— Start INPUT —
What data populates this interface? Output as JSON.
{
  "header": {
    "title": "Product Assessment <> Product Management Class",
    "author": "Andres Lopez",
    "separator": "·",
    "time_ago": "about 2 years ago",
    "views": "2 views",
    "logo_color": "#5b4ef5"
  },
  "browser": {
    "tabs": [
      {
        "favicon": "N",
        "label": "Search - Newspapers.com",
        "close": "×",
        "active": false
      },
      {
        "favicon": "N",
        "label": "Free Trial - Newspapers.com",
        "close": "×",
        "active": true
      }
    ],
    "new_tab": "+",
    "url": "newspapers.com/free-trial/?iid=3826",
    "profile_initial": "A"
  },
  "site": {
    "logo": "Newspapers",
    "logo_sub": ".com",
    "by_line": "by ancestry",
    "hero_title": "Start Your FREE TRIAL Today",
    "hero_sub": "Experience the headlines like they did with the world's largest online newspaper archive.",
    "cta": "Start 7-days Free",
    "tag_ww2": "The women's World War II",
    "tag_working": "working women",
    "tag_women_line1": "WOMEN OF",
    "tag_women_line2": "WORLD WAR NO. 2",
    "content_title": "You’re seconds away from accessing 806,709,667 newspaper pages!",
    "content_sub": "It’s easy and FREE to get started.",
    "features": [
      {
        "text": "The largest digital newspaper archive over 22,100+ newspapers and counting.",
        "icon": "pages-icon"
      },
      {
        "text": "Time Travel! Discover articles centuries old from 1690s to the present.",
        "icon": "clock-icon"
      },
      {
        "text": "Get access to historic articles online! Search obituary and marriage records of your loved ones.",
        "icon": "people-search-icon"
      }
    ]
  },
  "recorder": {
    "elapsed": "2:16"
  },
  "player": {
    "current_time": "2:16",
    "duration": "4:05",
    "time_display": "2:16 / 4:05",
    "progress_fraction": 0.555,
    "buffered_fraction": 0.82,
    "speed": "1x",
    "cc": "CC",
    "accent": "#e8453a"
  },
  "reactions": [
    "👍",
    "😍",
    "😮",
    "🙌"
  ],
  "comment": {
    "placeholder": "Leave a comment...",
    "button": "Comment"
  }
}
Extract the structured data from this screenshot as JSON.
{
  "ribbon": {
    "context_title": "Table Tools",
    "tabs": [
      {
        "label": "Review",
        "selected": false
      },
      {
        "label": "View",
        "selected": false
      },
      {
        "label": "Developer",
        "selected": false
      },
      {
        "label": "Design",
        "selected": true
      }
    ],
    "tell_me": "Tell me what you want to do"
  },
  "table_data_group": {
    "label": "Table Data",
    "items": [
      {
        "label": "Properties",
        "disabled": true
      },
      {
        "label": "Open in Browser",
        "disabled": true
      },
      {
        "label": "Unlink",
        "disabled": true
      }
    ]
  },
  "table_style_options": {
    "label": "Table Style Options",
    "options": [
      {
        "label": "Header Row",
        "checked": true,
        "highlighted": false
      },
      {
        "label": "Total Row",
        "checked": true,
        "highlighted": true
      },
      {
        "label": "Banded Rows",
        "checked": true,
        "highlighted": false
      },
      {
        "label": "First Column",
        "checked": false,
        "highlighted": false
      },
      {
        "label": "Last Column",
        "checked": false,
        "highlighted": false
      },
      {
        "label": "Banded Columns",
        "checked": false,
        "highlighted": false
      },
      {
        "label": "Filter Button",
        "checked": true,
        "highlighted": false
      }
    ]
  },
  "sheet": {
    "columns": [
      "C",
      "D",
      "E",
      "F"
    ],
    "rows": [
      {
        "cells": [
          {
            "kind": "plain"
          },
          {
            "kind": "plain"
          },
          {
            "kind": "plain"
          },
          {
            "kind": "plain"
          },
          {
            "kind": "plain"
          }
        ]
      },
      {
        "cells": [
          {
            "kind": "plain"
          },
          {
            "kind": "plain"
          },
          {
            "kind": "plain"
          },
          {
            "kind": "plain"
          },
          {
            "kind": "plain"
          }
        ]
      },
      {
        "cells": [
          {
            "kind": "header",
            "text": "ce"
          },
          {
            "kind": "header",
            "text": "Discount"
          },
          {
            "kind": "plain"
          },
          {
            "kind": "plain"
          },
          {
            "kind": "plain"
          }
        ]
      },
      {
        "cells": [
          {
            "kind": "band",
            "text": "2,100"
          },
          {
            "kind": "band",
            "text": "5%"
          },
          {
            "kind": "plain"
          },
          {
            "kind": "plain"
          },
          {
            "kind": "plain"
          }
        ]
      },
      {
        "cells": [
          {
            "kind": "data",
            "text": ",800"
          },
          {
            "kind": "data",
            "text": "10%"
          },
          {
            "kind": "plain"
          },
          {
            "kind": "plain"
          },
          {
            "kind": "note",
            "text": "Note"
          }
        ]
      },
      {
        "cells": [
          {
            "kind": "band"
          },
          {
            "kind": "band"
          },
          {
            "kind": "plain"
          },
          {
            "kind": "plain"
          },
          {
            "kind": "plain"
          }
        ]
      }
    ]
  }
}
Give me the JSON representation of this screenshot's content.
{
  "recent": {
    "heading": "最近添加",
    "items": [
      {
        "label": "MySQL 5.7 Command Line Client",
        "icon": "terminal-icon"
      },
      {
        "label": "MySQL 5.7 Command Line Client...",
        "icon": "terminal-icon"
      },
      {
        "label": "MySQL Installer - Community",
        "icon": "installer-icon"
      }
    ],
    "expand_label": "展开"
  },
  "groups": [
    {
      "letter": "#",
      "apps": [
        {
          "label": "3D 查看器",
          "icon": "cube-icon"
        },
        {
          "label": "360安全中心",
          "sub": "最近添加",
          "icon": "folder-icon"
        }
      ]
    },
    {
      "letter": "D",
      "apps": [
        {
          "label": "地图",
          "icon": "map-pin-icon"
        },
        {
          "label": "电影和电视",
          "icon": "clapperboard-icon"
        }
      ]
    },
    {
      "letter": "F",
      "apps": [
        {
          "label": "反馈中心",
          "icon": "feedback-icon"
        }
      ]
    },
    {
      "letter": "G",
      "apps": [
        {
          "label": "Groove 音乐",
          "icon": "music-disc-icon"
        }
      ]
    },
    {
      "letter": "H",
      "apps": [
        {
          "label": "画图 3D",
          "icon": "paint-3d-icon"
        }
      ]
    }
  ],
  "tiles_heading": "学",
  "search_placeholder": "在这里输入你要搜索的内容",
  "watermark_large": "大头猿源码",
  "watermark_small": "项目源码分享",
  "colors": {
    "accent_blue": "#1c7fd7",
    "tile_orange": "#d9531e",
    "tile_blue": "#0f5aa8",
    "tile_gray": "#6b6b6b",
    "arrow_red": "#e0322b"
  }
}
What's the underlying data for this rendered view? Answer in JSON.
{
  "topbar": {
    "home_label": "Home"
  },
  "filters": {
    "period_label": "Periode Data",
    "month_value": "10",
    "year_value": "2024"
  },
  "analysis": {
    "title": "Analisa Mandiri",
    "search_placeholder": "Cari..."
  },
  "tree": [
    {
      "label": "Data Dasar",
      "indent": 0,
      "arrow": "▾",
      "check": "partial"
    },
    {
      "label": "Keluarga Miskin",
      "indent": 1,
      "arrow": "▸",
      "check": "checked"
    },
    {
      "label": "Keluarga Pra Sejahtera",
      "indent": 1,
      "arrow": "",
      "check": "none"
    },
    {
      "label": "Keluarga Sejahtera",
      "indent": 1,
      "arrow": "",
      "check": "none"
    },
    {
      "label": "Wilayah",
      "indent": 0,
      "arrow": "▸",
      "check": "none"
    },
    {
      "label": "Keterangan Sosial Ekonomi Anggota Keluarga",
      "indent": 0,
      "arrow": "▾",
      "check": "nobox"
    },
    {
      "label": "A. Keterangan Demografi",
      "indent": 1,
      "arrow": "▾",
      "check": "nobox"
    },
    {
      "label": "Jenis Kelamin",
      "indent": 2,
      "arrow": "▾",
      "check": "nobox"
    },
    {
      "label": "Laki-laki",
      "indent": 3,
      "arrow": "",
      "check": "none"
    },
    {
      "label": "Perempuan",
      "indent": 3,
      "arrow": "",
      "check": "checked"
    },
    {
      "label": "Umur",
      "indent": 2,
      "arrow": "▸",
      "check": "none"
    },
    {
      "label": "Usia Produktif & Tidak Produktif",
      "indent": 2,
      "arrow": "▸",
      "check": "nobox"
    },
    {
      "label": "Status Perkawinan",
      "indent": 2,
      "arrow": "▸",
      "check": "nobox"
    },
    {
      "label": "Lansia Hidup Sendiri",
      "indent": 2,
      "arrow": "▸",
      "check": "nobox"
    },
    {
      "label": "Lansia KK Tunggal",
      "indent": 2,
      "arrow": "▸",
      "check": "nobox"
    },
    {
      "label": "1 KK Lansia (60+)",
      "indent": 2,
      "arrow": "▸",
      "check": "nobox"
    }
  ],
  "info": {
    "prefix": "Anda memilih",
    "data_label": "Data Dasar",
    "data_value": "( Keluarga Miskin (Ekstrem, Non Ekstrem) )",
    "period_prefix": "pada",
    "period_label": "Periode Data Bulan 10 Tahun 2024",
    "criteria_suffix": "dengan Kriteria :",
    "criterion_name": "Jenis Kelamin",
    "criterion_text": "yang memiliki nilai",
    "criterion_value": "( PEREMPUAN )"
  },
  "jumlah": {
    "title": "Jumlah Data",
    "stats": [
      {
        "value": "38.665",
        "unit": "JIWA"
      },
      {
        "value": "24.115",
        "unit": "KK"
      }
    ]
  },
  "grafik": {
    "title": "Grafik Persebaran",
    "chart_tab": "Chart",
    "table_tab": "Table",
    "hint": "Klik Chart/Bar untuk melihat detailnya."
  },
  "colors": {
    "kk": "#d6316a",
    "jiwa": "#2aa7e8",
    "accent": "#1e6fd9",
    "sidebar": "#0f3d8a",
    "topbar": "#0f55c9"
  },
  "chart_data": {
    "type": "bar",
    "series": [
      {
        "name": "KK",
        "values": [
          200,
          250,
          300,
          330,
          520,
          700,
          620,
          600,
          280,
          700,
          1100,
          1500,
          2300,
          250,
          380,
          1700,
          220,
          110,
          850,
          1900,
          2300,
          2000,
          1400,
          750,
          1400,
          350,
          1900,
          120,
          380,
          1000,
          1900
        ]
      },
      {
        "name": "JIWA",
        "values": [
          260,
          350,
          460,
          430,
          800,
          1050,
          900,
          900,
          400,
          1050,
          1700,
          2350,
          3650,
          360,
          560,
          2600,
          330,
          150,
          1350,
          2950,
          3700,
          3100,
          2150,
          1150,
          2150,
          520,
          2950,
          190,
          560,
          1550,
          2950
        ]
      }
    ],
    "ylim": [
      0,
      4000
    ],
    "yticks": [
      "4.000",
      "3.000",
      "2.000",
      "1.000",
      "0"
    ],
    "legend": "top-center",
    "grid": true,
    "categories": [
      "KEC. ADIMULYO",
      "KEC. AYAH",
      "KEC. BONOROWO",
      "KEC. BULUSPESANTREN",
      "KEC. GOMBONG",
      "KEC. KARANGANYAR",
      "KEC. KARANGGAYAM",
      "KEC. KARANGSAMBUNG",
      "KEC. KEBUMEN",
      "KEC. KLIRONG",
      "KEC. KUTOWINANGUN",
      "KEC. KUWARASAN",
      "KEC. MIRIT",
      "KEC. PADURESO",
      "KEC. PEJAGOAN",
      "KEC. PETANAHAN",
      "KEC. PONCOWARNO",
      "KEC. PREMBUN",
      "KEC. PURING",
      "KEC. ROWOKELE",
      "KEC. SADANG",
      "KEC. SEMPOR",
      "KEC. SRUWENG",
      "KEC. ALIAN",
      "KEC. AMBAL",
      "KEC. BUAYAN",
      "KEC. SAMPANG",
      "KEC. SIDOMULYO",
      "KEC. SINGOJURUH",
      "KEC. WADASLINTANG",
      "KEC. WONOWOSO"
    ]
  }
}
— End INPUT —
■ WORK TO COMPLETE
Go through the records and show every line with the string "this" in it.

■ FINAL ANSWER
What data populates this interface? Output as JSON.
Extract the structured data from this screenshot as JSON.
Give me the JSON representation of this screenshot's content.
What's the underlying data for this rendered view? Answer in JSON.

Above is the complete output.